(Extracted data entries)
________

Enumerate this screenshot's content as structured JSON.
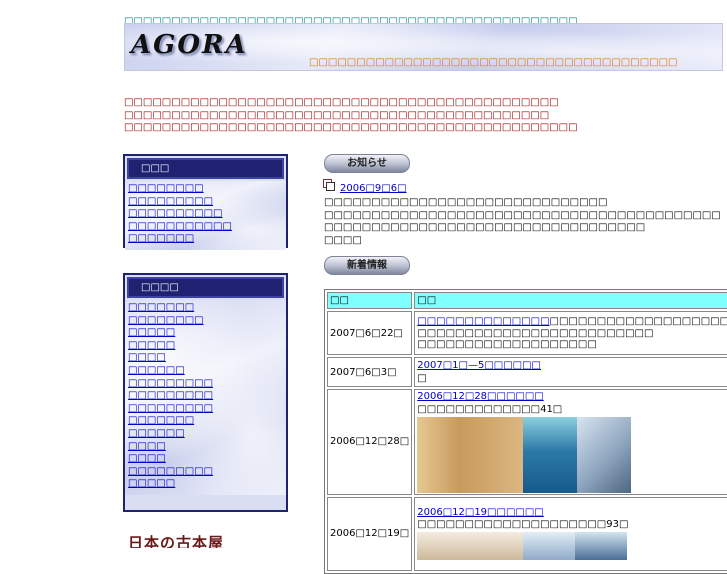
{
  "header": {
    "tagline": "□□□□□□□□□□□□□□□□□□□□□□□□□□□□□□□□□□□□□□□□□□□□□□□□",
    "logo": "AGORA",
    "banner_sub": "□□□□□□□□□□□□□□□□□□□□□□□□□□□□□□□□□□□□□□□"
  },
  "intro": [
    "□□□□□□□□□□□□□□□□□□□□□□□□□□□□□□□□□□□□□□□□□□□□□□",
    "□□□□□□□□□□□□□□□□□□□□□□□□□□□□□□□□□□□□□□□□□□□□□",
    "□□□□□□□□□□□□□□□□□□□□□□□□□□□□□□□□□□□□□□□□□□□□□□□□"
  ],
  "sidebar1": {
    "title": "□□□",
    "links": [
      "□□□□□□□□",
      "□□□□□□□□□",
      "□□□□□□□□□□",
      "□□□□□□□□□□□",
      "□□□□□□□"
    ]
  },
  "sidebar2": {
    "title": "□□□□",
    "links": [
      "□□□□□□□",
      "□□□□□□□□",
      "□□□□□",
      "□□□□□",
      "□□□□",
      "□□□□□□",
      "□□□□□□□□□",
      "□□□□□□□□□",
      "□□□□□□□□□",
      "□□□□□□□",
      "□□□□□□",
      "□□□□",
      "□□□□",
      "□□□□□□□□□",
      "□□□□□"
    ]
  },
  "bookstore_logo": "日本の古本屋",
  "notice": {
    "heading": "お知らせ",
    "date": "2006□9□6□",
    "lines": [
      "□□□□□□□□□□□□□□□□□□□□□□□□□□□□□□",
      "□□□□□□□□□□□□□□□□□□□□□□□□□□□□□□□□□□□□□□□□□□",
      "□□□□□□□□□□□□□□□□□□□□□□□□□□□□□□□□□□",
      "□□□□"
    ]
  },
  "news": {
    "heading": "新着情報",
    "col_date": "□□",
    "col_content": "□□",
    "rows": [
      {
        "date": "2007□6□22□",
        "link": "□□□□□□□□□□□□□□",
        "text1": "□□□□□□□□□□□□□□□□□□□□□□",
        "text2": "□□□□□□□□□□□□□□□□□□□□□□□□□",
        "text3": "□□□□□□□□□□□□□□□□□□□"
      },
      {
        "date": "2007□6□3□",
        "link": "2007□1□—5□□□□□□",
        "text1": "□"
      },
      {
        "date": "2006□12□28□",
        "link": "2006□12□28□□□□□□",
        "text1": "□□□□□□□□□□□□□41□"
      },
      {
        "date": "2006□12□19□",
        "link": "2006□12□19□□□□□□",
        "text1": "□□□□□□□□□□□□□□□□□□□□93□"
      }
    ]
  }
}
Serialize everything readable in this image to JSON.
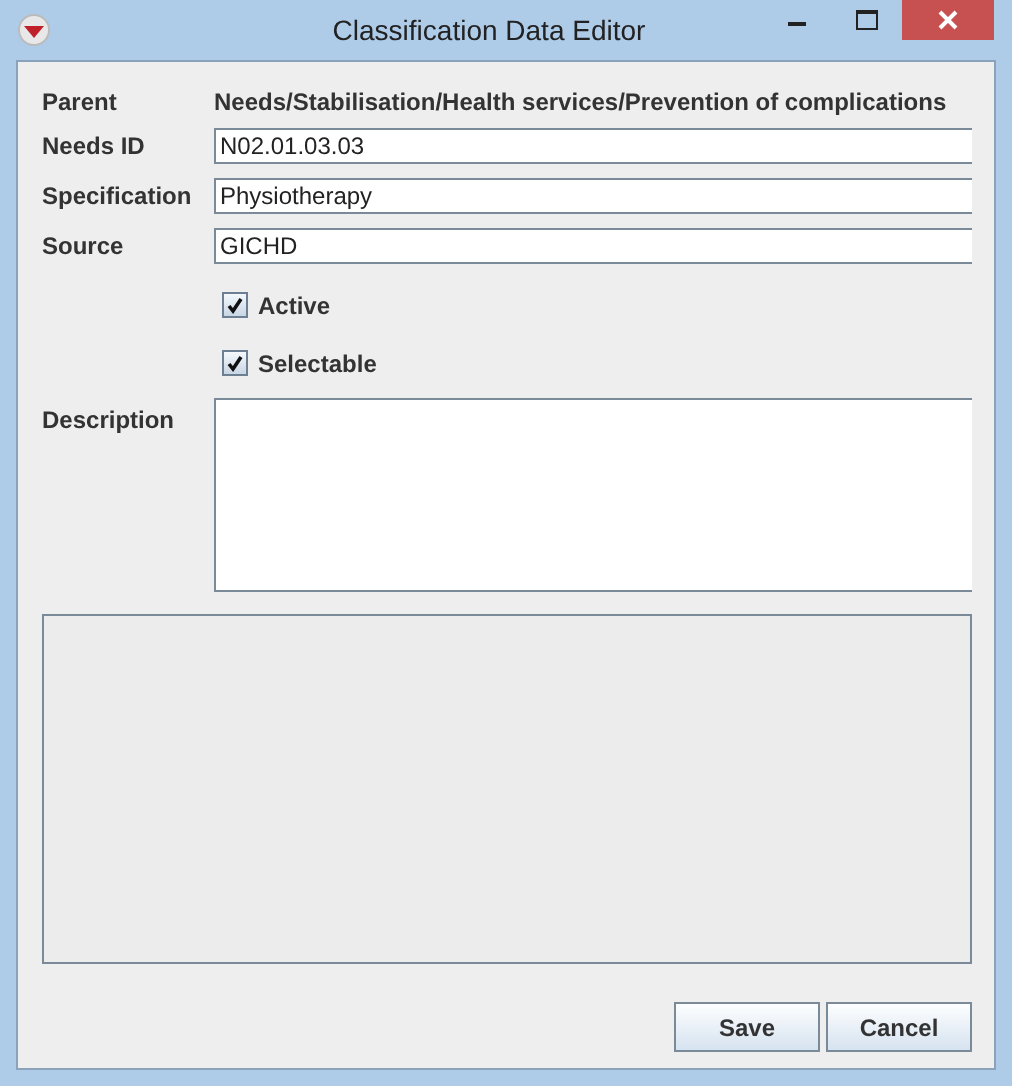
{
  "window": {
    "title": "Classification Data Editor"
  },
  "form": {
    "parent_label": "Parent",
    "parent_value": "Needs/Stabilisation/Health services/Prevention of complications",
    "fields": [
      {
        "label": "Needs ID",
        "value": "N02.01.03.03"
      },
      {
        "label": "Specification",
        "value": "Physiotherapy"
      },
      {
        "label": "Source",
        "value": "GICHD"
      }
    ],
    "checkboxes": [
      {
        "label": "Active",
        "checked": true
      },
      {
        "label": "Selectable",
        "checked": true
      }
    ],
    "description_label": "Description"
  },
  "buttons": [
    "Save",
    "Cancel"
  ]
}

________

▶ _THE REQUEST_
Each line of the data is to be duplicated exactly; pictures stay out of the copy.

▶ _CORRECT RESPONSE_
Enumerate this screenshot's content as structured JSON.
{
  "header": {
    "tagline": "□□□□□□□□□□□□□□□□□□□□□□□□□□□□□□□□□□□□□□□□□□□□□□□□",
    "logo": "AGORA",
    "banner_sub": "□□□□□□□□□□□□□□□□□□□□□□□□□□□□□□□□□□□□□□□"
  },
  "intro": [
    "□□□□□□□□□□□□□□□□□□□□□□□□□□□□□□□□□□□□□□□□□□□□□□",
    "□□□□□□□□□□□□□□□□□□□□□□□□□□□□□□□□□□□□□□□□□□□□□",
    "□□□□□□□□□□□□□□□□□□□□□□□□□□□□□□□□□□□□□□□□□□□□□□□□"
  ],
  "sidebar1": {
    "title": "□□□",
    "links": [
      "□□□□□□□□",
      "□□□□□□□□□",
      "□□□□□□□□□□",
      "□□□□□□□□□□□",
      "□□□□□□□"
    ]
  },
  "sidebar2": {
    "title": "□□□□",
    "links": [
      "□□□□□□□",
      "□□□□□□□□",
      "□□□□□",
      "□□□□□",
      "□□□□",
      "□□□□□□",
      "□□□□□□□□□",
      "□□□□□□□□□",
      "□□□□□□□□□",
      "□□□□□□□",
      "□□□□□□",
      "□□□□",
      "□□□□",
      "□□□□□□□□□",
      "□□□□□"
    ]
  },
  "bookstore_logo": "日本の古本屋",
  "notice": {
    "heading": "お知らせ",
    "date": "2006□9□6□",
    "lines": [
      "□□□□□□□□□□□□□□□□□□□□□□□□□□□□□□",
      "□□□□□□□□□□□□□□□□□□□□□□□□□□□□□□□□□□□□□□□□□□",
      "□□□□□□□□□□□□□□□□□□□□□□□□□□□□□□□□□□",
      "□□□□"
    ]
  },
  "news": {
    "heading": "新着情報",
    "col_date": "□□",
    "col_content": "□□",
    "rows": [
      {
        "date": "2007□6□22□",
        "link": "□□□□□□□□□□□□□□",
        "text1": "□□□□□□□□□□□□□□□□□□□□□□",
        "text2": "□□□□□□□□□□□□□□□□□□□□□□□□□",
        "text3": "□□□□□□□□□□□□□□□□□□□"
      },
      {
        "date": "2007□6□3□",
        "link": "2007□1□—5□□□□□□",
        "text1": "□"
      },
      {
        "date": "2006□12□28□",
        "link": "2006□12□28□□□□□□",
        "text1": "□□□□□□□□□□□□□41□"
      },
      {
        "date": "2006□12□19□",
        "link": "2006□12□19□□□□□□",
        "text1": "□□□□□□□□□□□□□□□□□□□□93□"
      }
    ]
  }
}
Serialize everything readable in this image to JSON.
{
  "window": {
    "title": "Classification Data Editor"
  },
  "form": {
    "parent_label": "Parent",
    "parent_value": "Needs/Stabilisation/Health services/Prevention of complications",
    "fields": [
      {
        "label": "Needs ID",
        "value": "N02.01.03.03"
      },
      {
        "label": "Specification",
        "value": "Physiotherapy"
      },
      {
        "label": "Source",
        "value": "GICHD"
      }
    ],
    "checkboxes": [
      {
        "label": "Active",
        "checked": true
      },
      {
        "label": "Selectable",
        "checked": true
      }
    ],
    "description_label": "Description"
  },
  "buttons": [
    "Save",
    "Cancel"
  ]
}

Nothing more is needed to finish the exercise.